• [What this task involves] From the entries provided below, copy each line that contains the word "percent".

Chart and figure data:
#####
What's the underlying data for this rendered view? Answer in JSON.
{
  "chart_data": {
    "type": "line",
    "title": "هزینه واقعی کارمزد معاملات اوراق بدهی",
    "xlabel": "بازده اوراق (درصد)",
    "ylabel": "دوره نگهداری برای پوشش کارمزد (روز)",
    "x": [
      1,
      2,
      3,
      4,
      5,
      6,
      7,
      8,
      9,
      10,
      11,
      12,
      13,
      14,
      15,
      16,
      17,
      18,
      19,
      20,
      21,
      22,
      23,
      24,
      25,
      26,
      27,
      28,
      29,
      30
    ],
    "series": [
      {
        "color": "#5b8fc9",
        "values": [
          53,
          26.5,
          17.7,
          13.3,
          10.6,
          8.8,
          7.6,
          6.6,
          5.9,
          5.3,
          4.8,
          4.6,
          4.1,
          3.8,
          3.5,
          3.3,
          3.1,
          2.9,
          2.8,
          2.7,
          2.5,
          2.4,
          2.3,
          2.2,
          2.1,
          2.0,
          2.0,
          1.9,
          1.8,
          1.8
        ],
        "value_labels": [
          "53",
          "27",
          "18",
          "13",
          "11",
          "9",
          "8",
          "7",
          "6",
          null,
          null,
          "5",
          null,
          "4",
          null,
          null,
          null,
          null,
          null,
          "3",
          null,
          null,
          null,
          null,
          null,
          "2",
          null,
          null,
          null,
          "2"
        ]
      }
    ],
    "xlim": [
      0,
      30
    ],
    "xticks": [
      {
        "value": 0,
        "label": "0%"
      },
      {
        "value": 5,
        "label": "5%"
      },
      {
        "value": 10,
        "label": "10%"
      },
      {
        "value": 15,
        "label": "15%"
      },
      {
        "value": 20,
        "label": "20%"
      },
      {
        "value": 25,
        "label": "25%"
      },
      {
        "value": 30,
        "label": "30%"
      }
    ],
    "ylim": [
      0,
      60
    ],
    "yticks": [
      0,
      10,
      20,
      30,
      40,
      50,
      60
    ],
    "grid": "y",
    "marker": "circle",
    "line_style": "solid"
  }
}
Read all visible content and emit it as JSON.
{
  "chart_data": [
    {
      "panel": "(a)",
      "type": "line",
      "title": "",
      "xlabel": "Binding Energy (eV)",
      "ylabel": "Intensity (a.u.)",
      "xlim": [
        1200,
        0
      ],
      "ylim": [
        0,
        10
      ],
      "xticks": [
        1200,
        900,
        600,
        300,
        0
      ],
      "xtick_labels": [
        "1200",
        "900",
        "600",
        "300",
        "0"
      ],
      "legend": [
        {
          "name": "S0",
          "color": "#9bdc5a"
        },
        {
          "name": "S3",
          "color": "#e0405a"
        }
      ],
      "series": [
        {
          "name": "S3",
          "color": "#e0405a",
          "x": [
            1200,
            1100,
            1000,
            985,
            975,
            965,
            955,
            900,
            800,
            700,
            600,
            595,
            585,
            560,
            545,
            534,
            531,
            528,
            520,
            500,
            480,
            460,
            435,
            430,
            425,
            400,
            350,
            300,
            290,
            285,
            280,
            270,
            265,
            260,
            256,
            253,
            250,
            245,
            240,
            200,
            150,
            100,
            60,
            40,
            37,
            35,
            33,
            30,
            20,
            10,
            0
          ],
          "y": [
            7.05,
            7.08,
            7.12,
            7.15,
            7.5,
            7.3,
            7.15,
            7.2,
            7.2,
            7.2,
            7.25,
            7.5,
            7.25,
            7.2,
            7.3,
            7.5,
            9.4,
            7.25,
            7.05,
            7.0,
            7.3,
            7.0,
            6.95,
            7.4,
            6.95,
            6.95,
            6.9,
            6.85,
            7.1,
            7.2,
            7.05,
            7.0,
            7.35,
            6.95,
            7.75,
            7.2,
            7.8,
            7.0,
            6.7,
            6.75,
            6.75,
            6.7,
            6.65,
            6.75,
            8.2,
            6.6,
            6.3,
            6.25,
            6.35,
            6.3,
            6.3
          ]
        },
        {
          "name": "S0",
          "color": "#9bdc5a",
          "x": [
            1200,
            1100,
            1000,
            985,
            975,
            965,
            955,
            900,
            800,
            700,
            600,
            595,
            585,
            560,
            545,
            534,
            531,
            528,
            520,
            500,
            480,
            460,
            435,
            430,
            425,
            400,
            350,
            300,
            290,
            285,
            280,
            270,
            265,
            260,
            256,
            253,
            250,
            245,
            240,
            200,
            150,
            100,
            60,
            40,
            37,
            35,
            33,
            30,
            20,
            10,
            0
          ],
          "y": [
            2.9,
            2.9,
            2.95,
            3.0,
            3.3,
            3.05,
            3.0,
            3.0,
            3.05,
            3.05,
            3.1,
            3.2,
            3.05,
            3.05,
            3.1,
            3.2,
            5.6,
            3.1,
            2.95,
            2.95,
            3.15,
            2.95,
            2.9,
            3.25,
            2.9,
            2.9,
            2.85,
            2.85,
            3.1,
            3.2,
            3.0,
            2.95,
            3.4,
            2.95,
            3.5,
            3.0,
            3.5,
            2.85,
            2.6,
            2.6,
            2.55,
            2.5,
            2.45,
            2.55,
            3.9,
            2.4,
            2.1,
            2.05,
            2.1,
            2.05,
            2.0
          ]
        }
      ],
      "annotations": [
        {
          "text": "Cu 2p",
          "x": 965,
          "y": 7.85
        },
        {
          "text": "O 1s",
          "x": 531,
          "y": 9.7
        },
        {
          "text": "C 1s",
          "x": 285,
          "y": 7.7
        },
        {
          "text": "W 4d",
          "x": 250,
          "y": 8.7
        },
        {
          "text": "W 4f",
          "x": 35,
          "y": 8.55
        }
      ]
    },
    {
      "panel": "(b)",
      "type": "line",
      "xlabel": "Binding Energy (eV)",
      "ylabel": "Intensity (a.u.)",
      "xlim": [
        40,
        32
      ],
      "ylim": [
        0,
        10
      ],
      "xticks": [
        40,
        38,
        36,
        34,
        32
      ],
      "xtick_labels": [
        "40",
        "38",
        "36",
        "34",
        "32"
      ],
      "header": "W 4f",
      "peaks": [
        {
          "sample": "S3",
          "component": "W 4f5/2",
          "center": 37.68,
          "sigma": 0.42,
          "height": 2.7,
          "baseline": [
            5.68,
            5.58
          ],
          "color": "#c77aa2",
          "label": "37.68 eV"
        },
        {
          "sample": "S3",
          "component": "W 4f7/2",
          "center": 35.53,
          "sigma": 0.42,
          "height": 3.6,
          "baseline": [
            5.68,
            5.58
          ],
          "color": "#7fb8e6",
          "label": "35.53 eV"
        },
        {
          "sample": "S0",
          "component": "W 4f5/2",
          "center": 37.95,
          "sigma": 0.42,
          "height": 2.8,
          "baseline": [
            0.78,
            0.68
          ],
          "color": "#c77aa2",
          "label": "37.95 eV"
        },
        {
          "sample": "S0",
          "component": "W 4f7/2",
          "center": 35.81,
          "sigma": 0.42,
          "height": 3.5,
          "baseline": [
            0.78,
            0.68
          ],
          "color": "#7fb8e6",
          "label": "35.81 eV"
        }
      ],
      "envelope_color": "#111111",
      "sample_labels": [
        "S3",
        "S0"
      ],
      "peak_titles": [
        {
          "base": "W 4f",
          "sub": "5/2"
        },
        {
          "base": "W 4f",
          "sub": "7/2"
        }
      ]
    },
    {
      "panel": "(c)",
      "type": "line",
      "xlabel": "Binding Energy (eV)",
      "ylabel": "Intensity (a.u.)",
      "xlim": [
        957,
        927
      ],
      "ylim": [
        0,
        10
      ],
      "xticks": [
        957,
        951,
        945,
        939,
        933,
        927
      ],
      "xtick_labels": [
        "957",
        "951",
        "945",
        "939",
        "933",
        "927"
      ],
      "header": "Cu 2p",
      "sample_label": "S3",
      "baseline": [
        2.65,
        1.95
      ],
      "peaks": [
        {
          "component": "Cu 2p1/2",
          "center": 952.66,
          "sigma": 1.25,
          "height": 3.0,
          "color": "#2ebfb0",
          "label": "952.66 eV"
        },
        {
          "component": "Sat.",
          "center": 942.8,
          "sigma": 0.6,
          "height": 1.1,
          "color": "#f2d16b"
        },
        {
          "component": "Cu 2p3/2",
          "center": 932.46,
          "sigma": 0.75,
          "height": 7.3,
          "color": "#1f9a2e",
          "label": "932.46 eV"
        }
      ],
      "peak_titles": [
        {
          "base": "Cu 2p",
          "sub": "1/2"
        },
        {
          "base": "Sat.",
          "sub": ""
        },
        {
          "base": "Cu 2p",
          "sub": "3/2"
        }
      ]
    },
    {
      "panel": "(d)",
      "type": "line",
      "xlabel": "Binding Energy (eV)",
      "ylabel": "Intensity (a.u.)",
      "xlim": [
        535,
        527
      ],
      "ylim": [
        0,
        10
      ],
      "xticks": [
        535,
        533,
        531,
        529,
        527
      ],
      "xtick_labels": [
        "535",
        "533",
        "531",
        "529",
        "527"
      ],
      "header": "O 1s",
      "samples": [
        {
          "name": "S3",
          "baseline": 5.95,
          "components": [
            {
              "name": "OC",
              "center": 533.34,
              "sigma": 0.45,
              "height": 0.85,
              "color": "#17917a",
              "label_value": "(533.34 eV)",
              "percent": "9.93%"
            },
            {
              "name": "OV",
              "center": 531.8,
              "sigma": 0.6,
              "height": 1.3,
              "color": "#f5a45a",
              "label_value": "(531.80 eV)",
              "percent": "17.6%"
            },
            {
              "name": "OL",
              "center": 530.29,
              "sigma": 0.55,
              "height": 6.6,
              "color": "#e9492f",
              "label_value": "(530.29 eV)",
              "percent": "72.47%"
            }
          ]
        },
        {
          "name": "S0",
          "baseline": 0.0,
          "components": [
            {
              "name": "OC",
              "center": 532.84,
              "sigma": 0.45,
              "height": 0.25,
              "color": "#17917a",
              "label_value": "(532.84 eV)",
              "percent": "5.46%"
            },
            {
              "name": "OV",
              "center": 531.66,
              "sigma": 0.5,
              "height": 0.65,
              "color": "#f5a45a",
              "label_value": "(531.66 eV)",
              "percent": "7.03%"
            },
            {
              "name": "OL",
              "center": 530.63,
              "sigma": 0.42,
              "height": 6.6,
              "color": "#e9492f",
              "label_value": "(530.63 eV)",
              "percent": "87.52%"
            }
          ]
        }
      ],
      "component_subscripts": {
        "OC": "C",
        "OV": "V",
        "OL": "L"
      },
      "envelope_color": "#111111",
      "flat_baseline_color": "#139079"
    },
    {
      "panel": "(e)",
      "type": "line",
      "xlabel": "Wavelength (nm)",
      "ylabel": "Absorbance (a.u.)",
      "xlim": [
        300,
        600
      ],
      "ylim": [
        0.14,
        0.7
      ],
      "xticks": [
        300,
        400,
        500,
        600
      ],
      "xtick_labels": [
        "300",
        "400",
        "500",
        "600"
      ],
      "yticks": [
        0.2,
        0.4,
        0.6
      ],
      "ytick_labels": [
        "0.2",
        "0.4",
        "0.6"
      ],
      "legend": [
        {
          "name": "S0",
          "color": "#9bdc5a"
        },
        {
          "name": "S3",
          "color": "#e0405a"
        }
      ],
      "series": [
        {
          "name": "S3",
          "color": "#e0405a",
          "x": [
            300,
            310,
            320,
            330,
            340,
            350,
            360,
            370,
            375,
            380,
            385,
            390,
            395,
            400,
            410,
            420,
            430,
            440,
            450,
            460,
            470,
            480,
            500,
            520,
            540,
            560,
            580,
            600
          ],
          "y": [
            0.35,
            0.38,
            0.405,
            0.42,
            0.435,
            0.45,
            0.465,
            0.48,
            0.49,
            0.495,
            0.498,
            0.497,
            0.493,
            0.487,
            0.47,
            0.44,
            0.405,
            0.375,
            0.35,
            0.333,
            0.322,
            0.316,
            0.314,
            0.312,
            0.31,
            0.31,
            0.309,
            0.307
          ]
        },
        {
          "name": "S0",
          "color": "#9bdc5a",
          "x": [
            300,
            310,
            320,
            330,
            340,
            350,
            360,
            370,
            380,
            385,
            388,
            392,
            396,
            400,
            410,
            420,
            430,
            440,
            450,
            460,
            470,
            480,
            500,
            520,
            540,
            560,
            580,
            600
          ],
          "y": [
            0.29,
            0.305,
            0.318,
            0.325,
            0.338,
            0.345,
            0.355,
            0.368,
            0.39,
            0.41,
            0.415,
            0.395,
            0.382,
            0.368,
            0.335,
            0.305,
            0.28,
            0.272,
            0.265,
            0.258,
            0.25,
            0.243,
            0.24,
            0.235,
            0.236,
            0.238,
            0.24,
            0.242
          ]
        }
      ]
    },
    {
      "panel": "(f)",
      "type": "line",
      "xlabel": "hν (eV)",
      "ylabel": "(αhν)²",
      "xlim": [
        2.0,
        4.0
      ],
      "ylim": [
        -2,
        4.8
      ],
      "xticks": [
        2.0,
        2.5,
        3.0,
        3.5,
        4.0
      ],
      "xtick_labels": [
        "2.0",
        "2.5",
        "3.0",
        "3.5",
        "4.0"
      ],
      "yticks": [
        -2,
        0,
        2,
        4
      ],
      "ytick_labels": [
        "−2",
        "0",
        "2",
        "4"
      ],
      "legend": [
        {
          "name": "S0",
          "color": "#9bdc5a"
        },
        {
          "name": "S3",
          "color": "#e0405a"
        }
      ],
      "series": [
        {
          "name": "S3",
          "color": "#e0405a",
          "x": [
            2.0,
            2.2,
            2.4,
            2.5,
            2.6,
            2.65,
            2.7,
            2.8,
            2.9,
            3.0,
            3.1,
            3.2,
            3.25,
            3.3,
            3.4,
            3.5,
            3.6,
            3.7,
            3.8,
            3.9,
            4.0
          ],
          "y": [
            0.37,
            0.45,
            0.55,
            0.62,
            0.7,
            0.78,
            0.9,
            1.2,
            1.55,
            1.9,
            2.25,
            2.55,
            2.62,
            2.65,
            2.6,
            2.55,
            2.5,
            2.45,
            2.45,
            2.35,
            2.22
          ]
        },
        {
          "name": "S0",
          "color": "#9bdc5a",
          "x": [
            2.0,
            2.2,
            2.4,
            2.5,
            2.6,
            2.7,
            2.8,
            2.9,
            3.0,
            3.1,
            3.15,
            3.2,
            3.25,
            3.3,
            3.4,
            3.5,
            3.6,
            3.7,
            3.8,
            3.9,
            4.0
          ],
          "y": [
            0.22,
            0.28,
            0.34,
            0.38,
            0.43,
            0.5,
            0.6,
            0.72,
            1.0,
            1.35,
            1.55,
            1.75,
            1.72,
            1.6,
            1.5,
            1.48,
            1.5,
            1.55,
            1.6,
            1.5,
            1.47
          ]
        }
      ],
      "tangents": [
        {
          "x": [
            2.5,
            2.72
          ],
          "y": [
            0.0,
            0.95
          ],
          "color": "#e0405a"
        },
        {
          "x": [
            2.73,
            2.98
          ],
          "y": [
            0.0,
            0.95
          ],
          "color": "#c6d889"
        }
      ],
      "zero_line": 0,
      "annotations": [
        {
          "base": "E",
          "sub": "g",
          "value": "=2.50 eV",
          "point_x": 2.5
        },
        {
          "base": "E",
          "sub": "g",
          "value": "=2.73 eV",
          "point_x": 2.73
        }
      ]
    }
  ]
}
#####
• [Exercise answer]
              "percent": "9.93%"
              "percent": "17.6%"
              "percent": "72.47%"
              "percent": "5.46%"
              "percent": "7.03%"
              "percent": "87.52%"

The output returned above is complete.